- **WORK TO COMPLETE**
Return every record exactly as written.

Records excerpted from a collection
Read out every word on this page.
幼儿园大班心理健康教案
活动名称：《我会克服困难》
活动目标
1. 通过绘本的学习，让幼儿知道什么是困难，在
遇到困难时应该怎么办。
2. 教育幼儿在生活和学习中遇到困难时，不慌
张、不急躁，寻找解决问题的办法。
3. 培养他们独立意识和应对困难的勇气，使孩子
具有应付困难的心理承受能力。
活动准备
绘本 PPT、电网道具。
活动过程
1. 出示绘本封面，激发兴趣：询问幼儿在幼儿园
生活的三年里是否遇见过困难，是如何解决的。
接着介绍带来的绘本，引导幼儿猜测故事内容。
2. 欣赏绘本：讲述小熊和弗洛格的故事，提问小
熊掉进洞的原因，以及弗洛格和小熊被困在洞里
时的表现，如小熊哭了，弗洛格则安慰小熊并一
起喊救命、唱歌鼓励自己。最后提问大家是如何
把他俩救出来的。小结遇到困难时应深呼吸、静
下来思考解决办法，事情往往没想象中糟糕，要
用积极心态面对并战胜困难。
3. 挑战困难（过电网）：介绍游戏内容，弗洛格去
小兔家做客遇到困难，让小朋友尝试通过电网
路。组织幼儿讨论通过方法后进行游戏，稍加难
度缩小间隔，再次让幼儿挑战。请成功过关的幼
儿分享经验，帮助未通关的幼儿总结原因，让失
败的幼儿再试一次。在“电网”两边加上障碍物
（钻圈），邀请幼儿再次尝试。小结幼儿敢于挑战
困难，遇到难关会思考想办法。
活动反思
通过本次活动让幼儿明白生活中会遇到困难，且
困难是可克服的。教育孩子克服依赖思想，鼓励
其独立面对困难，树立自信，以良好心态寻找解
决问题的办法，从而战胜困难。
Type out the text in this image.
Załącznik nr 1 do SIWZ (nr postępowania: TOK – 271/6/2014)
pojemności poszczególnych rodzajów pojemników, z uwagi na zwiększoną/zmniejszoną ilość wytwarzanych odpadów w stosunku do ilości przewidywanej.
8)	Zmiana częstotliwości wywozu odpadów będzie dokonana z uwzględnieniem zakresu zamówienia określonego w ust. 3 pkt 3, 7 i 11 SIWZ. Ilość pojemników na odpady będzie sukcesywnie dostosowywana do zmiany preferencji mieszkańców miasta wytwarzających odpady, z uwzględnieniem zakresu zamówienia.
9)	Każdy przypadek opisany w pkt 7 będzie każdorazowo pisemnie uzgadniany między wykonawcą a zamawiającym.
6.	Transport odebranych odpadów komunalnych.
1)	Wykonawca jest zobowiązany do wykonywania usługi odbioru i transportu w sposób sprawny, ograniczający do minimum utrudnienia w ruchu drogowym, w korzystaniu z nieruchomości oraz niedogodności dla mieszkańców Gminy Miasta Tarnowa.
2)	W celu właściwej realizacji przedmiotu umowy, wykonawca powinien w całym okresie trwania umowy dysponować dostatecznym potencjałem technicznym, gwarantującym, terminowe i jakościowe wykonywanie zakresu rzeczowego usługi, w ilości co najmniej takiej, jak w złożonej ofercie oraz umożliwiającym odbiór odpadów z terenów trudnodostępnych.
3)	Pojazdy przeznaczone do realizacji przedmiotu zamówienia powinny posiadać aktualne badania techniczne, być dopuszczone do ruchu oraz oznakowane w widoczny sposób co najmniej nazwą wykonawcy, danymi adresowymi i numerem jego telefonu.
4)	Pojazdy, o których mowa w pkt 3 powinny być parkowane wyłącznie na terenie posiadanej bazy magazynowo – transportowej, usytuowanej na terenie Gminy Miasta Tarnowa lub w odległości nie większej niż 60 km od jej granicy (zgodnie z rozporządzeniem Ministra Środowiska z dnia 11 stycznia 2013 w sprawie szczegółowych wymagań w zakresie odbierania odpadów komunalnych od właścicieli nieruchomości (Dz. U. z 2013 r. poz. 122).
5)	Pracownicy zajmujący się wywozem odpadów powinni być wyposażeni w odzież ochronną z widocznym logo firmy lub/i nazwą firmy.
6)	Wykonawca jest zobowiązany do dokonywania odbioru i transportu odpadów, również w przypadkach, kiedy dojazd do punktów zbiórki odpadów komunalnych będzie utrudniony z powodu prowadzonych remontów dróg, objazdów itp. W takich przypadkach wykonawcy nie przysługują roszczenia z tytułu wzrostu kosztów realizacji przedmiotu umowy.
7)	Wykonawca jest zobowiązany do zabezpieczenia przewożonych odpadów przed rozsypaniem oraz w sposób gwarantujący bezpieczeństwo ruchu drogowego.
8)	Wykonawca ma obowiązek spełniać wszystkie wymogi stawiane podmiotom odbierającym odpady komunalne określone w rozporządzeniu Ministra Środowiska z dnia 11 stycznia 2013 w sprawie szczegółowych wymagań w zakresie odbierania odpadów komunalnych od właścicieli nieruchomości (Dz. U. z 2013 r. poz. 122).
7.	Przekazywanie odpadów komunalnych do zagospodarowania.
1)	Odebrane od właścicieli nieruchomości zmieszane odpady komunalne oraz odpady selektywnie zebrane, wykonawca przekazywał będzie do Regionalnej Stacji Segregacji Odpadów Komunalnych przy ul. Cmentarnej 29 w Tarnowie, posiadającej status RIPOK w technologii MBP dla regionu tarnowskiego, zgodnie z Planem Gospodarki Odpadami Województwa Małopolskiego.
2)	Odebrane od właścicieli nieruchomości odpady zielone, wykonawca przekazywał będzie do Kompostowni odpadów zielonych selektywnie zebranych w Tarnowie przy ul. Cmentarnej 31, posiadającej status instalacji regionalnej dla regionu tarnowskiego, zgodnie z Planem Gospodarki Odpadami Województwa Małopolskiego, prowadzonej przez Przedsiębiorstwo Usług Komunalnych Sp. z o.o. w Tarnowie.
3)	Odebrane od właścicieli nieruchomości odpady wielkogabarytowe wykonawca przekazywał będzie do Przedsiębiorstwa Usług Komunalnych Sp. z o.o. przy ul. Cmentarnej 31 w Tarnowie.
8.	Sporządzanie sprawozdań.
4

- **COMPLETE RESPONSE**
Read out every word on this page.
幼儿园大班心理健康教案
活动名称：《我会克服困难》
活动目标
1. 通过绘本的学习，让幼儿知道什么是困难，在
遇到困难时应该怎么办。
2. 教育幼儿在生活和学习中遇到困难时，不慌
张、不急躁，寻找解决问题的办法。
3. 培养他们独立意识和应对困难的勇气，使孩子
具有应付困难的心理承受能力。
活动准备
绘本 PPT、电网道具。
活动过程
1. 出示绘本封面，激发兴趣：询问幼儿在幼儿园
生活的三年里是否遇见过困难，是如何解决的。
接着介绍带来的绘本，引导幼儿猜测故事内容。
2. 欣赏绘本：讲述小熊和弗洛格的故事，提问小
熊掉进洞的原因，以及弗洛格和小熊被困在洞里
时的表现，如小熊哭了，弗洛格则安慰小熊并一
起喊救命、唱歌鼓励自己。最后提问大家是如何
把他俩救出来的。小结遇到困难时应深呼吸、静
下来思考解决办法，事情往往没想象中糟糕，要
用积极心态面对并战胜困难。
3. 挑战困难（过电网）：介绍游戏内容，弗洛格去
小兔家做客遇到困难，让小朋友尝试通过电网
路。组织幼儿讨论通过方法后进行游戏，稍加难
度缩小间隔，再次让幼儿挑战。请成功过关的幼
儿分享经验，帮助未通关的幼儿总结原因，让失
败的幼儿再试一次。在“电网”两边加上障碍物
（钻圈），邀请幼儿再次尝试。小结幼儿敢于挑战
困难，遇到难关会思考想办法。
活动反思
通过本次活动让幼儿明白生活中会遇到困难，且
困难是可克服的。教育孩子克服依赖思想，鼓励
其独立面对困难，树立自信，以良好心态寻找解
决问题的办法，从而战胜困难。
Type out the text in this image.
Załącznik nr 1 do SIWZ (nr postępowania: TOK – 271/6/2014)
pojemności poszczególnych rodzajów pojemników, z uwagi na zwiększoną/zmniejszoną ilość wytwarzanych odpadów w stosunku do ilości przewidywanej.
8)	Zmiana częstotliwości wywozu odpadów będzie dokonana z uwzględnieniem zakresu zamówienia określonego w ust. 3 pkt 3, 7 i 11 SIWZ. Ilość pojemników na odpady będzie sukcesywnie dostosowywana do zmiany preferencji mieszkańców miasta wytwarzających odpady, z uwzględnieniem zakresu zamówienia.
9)	Każdy przypadek opisany w pkt 7 będzie każdorazowo pisemnie uzgadniany między wykonawcą a zamawiającym.
6.	Transport odebranych odpadów komunalnych.
1)	Wykonawca jest zobowiązany do wykonywania usługi odbioru i transportu w sposób sprawny, ograniczający do minimum utrudnienia w ruchu drogowym, w korzystaniu z nieruchomości oraz niedogodności dla mieszkańców Gminy Miasta Tarnowa.
2)	W celu właściwej realizacji przedmiotu umowy, wykonawca powinien w całym okresie trwania umowy dysponować dostatecznym potencjałem technicznym, gwarantującym, terminowe i jakościowe wykonywanie zakresu rzeczowego usługi, w ilości co najmniej takiej, jak w złożonej ofercie oraz umożliwiającym odbiór odpadów z terenów trudnodostępnych.
3)	Pojazdy przeznaczone do realizacji przedmiotu zamówienia powinny posiadać aktualne badania techniczne, być dopuszczone do ruchu oraz oznakowane w widoczny sposób co najmniej nazwą wykonawcy, danymi adresowymi i numerem jego telefonu.
4)	Pojazdy, o których mowa w pkt 3 powinny być parkowane wyłącznie na terenie posiadanej bazy magazynowo – transportowej, usytuowanej na terenie Gminy Miasta Tarnowa lub w odległości nie większej niż 60 km od jej granicy (zgodnie z rozporządzeniem Ministra Środowiska z dnia 11 stycznia 2013 w sprawie szczegółowych wymagań w zakresie odbierania odpadów komunalnych od właścicieli nieruchomości (Dz. U. z 2013 r. poz. 122).
5)	Pracownicy zajmujący się wywozem odpadów powinni być wyposażeni w odzież ochronną z widocznym logo firmy lub/i nazwą firmy.
6)	Wykonawca jest zobowiązany do dokonywania odbioru i transportu odpadów, również w przypadkach, kiedy dojazd do punktów zbiórki odpadów komunalnych będzie utrudniony z powodu prowadzonych remontów dróg, objazdów itp. W takich przypadkach wykonawcy nie przysługują roszczenia z tytułu wzrostu kosztów realizacji przedmiotu umowy.
7)	Wykonawca jest zobowiązany do zabezpieczenia przewożonych odpadów przed rozsypaniem oraz w sposób gwarantujący bezpieczeństwo ruchu drogowego.
8)	Wykonawca ma obowiązek spełniać wszystkie wymogi stawiane podmiotom odbierającym odpady komunalne określone w rozporządzeniu Ministra Środowiska z dnia 11 stycznia 2013 w sprawie szczegółowych wymagań w zakresie odbierania odpadów komunalnych od właścicieli nieruchomości (Dz. U. z 2013 r. poz. 122).
7.	Przekazywanie odpadów komunalnych do zagospodarowania.
1)	Odebrane od właścicieli nieruchomości zmieszane odpady komunalne oraz odpady selektywnie zebrane, wykonawca przekazywał będzie do Regionalnej Stacji Segregacji Odpadów Komunalnych przy ul. Cmentarnej 29 w Tarnowie, posiadającej status RIPOK w technologii MBP dla regionu tarnowskiego, zgodnie z Planem Gospodarki Odpadami Województwa Małopolskiego.
2)	Odebrane od właścicieli nieruchomości odpady zielone, wykonawca przekazywał będzie do Kompostowni odpadów zielonych selektywnie zebranych w Tarnowie przy ul. Cmentarnej 31, posiadającej status instalacji regionalnej dla regionu tarnowskiego, zgodnie z Planem Gospodarki Odpadami Województwa Małopolskiego, prowadzonej przez Przedsiębiorstwo Usług Komunalnych Sp. z o.o. w Tarnowie.
3)	Odebrane od właścicieli nieruchomości odpady wielkogabarytowe wykonawca przekazywał będzie do Przedsiębiorstwa Usług Komunalnych Sp. z o.o. przy ul. Cmentarnej 31 w Tarnowie.
8.	Sporządzanie sprawozdań.
4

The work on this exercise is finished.